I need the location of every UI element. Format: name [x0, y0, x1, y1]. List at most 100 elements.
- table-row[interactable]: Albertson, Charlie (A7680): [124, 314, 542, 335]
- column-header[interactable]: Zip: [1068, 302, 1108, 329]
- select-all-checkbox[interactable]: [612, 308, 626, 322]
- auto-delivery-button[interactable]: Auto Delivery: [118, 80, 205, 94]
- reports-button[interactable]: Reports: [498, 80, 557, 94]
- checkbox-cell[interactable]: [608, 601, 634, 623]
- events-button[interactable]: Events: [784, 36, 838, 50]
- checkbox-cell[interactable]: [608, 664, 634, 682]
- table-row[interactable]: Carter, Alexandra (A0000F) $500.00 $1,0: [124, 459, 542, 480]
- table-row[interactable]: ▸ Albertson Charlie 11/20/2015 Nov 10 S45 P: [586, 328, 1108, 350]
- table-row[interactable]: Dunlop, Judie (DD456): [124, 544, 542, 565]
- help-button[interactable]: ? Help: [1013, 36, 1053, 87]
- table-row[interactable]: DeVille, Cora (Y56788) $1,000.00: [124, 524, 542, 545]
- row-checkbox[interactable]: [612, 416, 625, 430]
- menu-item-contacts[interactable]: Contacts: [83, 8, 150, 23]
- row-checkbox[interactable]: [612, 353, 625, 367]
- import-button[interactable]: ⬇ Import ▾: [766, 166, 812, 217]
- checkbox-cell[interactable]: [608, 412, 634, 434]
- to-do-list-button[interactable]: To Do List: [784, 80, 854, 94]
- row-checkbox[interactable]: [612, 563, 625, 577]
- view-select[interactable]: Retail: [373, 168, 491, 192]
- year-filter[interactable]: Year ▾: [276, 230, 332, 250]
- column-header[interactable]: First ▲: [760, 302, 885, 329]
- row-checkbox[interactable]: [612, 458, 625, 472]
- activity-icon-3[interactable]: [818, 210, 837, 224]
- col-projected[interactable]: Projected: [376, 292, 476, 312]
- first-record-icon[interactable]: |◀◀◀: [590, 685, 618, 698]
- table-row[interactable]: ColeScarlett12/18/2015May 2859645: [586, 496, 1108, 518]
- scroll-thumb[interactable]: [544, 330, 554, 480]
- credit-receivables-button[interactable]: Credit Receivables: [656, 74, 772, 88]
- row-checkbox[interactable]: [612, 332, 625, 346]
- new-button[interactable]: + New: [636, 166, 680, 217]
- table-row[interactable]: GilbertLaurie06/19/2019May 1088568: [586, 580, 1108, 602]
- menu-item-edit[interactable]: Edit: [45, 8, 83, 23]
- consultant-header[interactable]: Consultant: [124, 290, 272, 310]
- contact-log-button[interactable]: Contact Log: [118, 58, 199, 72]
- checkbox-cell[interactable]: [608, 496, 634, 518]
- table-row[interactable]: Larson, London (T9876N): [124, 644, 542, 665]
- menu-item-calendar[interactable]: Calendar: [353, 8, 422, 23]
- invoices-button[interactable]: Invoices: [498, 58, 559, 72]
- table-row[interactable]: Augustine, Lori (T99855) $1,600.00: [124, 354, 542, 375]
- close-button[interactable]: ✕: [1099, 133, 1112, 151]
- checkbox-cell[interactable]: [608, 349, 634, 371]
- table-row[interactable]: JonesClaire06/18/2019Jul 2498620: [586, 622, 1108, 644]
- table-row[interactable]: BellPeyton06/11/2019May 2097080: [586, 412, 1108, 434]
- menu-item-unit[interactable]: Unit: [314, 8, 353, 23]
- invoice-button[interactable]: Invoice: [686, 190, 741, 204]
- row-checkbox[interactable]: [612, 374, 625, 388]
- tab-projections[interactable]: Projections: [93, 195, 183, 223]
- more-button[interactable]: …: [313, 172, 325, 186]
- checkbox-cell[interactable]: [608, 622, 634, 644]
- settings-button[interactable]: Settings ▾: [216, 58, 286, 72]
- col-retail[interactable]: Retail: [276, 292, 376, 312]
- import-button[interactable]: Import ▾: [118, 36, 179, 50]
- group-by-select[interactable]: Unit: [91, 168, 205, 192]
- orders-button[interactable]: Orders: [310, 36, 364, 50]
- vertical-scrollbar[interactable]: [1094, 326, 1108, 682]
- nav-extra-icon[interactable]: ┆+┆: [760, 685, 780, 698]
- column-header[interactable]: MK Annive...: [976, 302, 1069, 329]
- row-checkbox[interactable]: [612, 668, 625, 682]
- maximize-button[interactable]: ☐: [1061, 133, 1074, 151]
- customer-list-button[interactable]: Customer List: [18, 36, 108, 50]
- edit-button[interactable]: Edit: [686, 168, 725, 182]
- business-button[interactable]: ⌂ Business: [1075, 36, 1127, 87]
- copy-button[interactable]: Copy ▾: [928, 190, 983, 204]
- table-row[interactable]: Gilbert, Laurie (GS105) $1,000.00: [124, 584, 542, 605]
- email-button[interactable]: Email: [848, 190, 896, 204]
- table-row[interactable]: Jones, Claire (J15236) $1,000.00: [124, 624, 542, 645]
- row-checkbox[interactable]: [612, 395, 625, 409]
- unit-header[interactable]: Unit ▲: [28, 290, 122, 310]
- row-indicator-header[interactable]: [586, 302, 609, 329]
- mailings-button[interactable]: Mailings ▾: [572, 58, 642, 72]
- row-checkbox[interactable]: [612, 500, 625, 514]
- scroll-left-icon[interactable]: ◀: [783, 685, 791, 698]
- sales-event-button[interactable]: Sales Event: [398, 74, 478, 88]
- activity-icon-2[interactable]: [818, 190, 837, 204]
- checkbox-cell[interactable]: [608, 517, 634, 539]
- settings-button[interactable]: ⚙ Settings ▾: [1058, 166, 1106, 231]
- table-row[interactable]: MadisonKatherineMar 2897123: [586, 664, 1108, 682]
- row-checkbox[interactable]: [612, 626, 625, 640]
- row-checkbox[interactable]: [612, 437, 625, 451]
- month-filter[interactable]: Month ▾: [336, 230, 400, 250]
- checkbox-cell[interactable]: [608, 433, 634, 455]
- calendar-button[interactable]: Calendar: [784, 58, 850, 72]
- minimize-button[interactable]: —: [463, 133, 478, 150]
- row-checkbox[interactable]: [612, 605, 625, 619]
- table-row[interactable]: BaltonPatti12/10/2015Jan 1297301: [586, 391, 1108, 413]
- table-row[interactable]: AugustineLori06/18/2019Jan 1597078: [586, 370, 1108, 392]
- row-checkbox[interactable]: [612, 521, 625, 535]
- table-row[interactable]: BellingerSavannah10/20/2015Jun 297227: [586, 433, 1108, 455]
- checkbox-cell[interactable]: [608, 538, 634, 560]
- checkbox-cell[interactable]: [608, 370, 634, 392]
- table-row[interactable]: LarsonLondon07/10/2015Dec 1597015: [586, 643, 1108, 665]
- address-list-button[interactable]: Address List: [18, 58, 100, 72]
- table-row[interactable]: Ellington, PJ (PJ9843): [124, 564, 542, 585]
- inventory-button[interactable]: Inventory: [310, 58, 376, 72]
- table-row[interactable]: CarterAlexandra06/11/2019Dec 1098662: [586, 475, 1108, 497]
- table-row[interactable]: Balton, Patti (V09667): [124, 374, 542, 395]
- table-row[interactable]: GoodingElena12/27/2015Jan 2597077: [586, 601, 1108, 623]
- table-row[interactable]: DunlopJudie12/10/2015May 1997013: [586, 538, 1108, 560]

- - - - -

Direction:
Reproduce every one of the entries above verbatim, keeping each line and its order unchanged.

The result:
I need the location of every UI element. Format: name [x0, y0, x1, y1]. List at most 100 elements.
- table-row[interactable]: Albertson, Charlie (A7680): [124, 314, 542, 335]
- column-header[interactable]: Zip: [1068, 302, 1108, 329]
- select-all-checkbox[interactable]: [612, 308, 626, 322]
- auto-delivery-button[interactable]: Auto Delivery: [118, 80, 205, 94]
- reports-button[interactable]: Reports: [498, 80, 557, 94]
- checkbox-cell[interactable]: [608, 601, 634, 623]
- events-button[interactable]: Events: [784, 36, 838, 50]
- checkbox-cell[interactable]: [608, 664, 634, 682]
- table-row[interactable]: Carter, Alexandra (A0000F) $500.00 $1,0: [124, 459, 542, 480]
- table-row[interactable]: ▸ Albertson Charlie 11/20/2015 Nov 10 S45 P: [586, 328, 1108, 350]
- table-row[interactable]: Dunlop, Judie (DD456): [124, 544, 542, 565]
- help-button[interactable]: ? Help: [1013, 36, 1053, 87]
- table-row[interactable]: DeVille, Cora (Y56788) $1,000.00: [124, 524, 542, 545]
- row-checkbox[interactable]: [612, 416, 625, 430]
- menu-item-contacts[interactable]: Contacts: [83, 8, 150, 23]
- row-checkbox[interactable]: [612, 353, 625, 367]
- import-button[interactable]: ⬇ Import ▾: [766, 166, 812, 217]
- checkbox-cell[interactable]: [608, 412, 634, 434]
- to-do-list-button[interactable]: To Do List: [784, 80, 854, 94]
- row-checkbox[interactable]: [612, 563, 625, 577]
- view-select[interactable]: Retail: [373, 168, 491, 192]
- year-filter[interactable]: Year ▾: [276, 230, 332, 250]
- column-header[interactable]: First ▲: [760, 302, 885, 329]
- row-checkbox[interactable]: [612, 458, 625, 472]
- activity-icon-3[interactable]: [818, 210, 837, 224]
- col-projected[interactable]: Projected: [376, 292, 476, 312]
- first-record-icon[interactable]: |◀◀◀: [590, 685, 618, 698]
- table-row[interactable]: ColeScarlett12/18/2015May 2859645: [586, 496, 1108, 518]
- scroll-thumb[interactable]: [544, 330, 554, 480]
- credit-receivables-button[interactable]: Credit Receivables: [656, 74, 772, 88]
- row-checkbox[interactable]: [612, 332, 625, 346]
- new-button[interactable]: + New: [636, 166, 680, 217]
- table-row[interactable]: GilbertLaurie06/19/2019May 1088568: [586, 580, 1108, 602]
- menu-item-edit[interactable]: Edit: [45, 8, 83, 23]
- consultant-header[interactable]: Consultant: [124, 290, 272, 310]
- contact-log-button[interactable]: Contact Log: [118, 58, 199, 72]
- checkbox-cell[interactable]: [608, 496, 634, 518]
- table-row[interactable]: Larson, London (T9876N): [124, 644, 542, 665]
- menu-item-calendar[interactable]: Calendar: [353, 8, 422, 23]
- invoices-button[interactable]: Invoices: [498, 58, 559, 72]
- table-row[interactable]: Augustine, Lori (T99855) $1,600.00: [124, 354, 542, 375]
- close-button[interactable]: ✕: [1099, 133, 1112, 151]
- checkbox-cell[interactable]: [608, 349, 634, 371]
- table-row[interactable]: JonesClaire06/18/2019Jul 2498620: [586, 622, 1108, 644]
- table-row[interactable]: BellPeyton06/11/2019May 2097080: [586, 412, 1108, 434]
- menu-item-unit[interactable]: Unit: [314, 8, 353, 23]
- invoice-button[interactable]: Invoice: [686, 190, 741, 204]
- row-checkbox[interactable]: [612, 374, 625, 388]
- tab-projections[interactable]: Projections: [93, 195, 183, 223]
- more-button[interactable]: …: [313, 172, 325, 186]
- checkbox-cell[interactable]: [608, 622, 634, 644]
- settings-button[interactable]: Settings ▾: [216, 58, 286, 72]
- col-retail[interactable]: Retail: [276, 292, 376, 312]
- import-button[interactable]: Import ▾: [118, 36, 179, 50]
- group-by-select[interactable]: Unit: [91, 168, 205, 192]
- orders-button[interactable]: Orders: [310, 36, 364, 50]
- vertical-scrollbar[interactable]: [1094, 326, 1108, 682]
- nav-extra-icon[interactable]: ┆+┆: [760, 685, 780, 698]
- column-header[interactable]: MK Annive...: [976, 302, 1069, 329]
- row-checkbox[interactable]: [612, 668, 625, 682]
- maximize-button[interactable]: ☐: [1061, 133, 1074, 151]
- customer-list-button[interactable]: Customer List: [18, 36, 108, 50]
- edit-button[interactable]: Edit: [686, 168, 725, 182]
- business-button[interactable]: ⌂ Business: [1075, 36, 1127, 87]
- copy-button[interactable]: Copy ▾: [928, 190, 983, 204]
- table-row[interactable]: Gilbert, Laurie (GS105) $1,000.00: [124, 584, 542, 605]
- email-button[interactable]: Email: [848, 190, 896, 204]
- table-row[interactable]: Jones, Claire (J15236) $1,000.00: [124, 624, 542, 645]
- row-checkbox[interactable]: [612, 395, 625, 409]
- unit-header[interactable]: Unit ▲: [28, 290, 122, 310]
- row-indicator-header[interactable]: [586, 302, 609, 329]
- mailings-button[interactable]: Mailings ▾: [572, 58, 642, 72]
- row-checkbox[interactable]: [612, 500, 625, 514]
- scroll-left-icon[interactable]: ◀: [783, 685, 791, 698]
- sales-event-button[interactable]: Sales Event: [398, 74, 478, 88]
- activity-icon-2[interactable]: [818, 190, 837, 204]
- checkbox-cell[interactable]: [608, 517, 634, 539]
- settings-button[interactable]: ⚙ Settings ▾: [1058, 166, 1106, 231]
- table-row[interactable]: MadisonKatherineMar 2897123: [586, 664, 1108, 682]
- row-checkbox[interactable]: [612, 626, 625, 640]
- row-checkbox[interactable]: [612, 437, 625, 451]
- month-filter[interactable]: Month ▾: [336, 230, 400, 250]
- checkbox-cell[interactable]: [608, 433, 634, 455]
- calendar-button[interactable]: Calendar: [784, 58, 850, 72]
- minimize-button[interactable]: —: [463, 133, 478, 150]
- row-checkbox[interactable]: [612, 605, 625, 619]
- table-row[interactable]: BaltonPatti12/10/2015Jan 1297301: [586, 391, 1108, 413]
- table-row[interactable]: AugustineLori06/18/2019Jan 1597078: [586, 370, 1108, 392]
- row-checkbox[interactable]: [612, 521, 625, 535]
- table-row[interactable]: BellingerSavannah10/20/2015Jun 297227: [586, 433, 1108, 455]
- checkbox-cell[interactable]: [608, 538, 634, 560]
- checkbox-cell[interactable]: [608, 370, 634, 392]
- table-row[interactable]: LarsonLondon07/10/2015Dec 1597015: [586, 643, 1108, 665]
- address-list-button[interactable]: Address List: [18, 58, 100, 72]
- table-row[interactable]: Ellington, PJ (PJ9843): [124, 564, 542, 585]
- inventory-button[interactable]: Inventory: [310, 58, 376, 72]
- table-row[interactable]: CarterAlexandra06/11/2019Dec 1098662: [586, 475, 1108, 497]
- table-row[interactable]: Balton, Patti (V09667): [124, 374, 542, 395]
- table-row[interactable]: GoodingElena12/27/2015Jan 2597077: [586, 601, 1108, 623]
- table-row[interactable]: DunlopJudie12/10/2015May 1997013: [586, 538, 1108, 560]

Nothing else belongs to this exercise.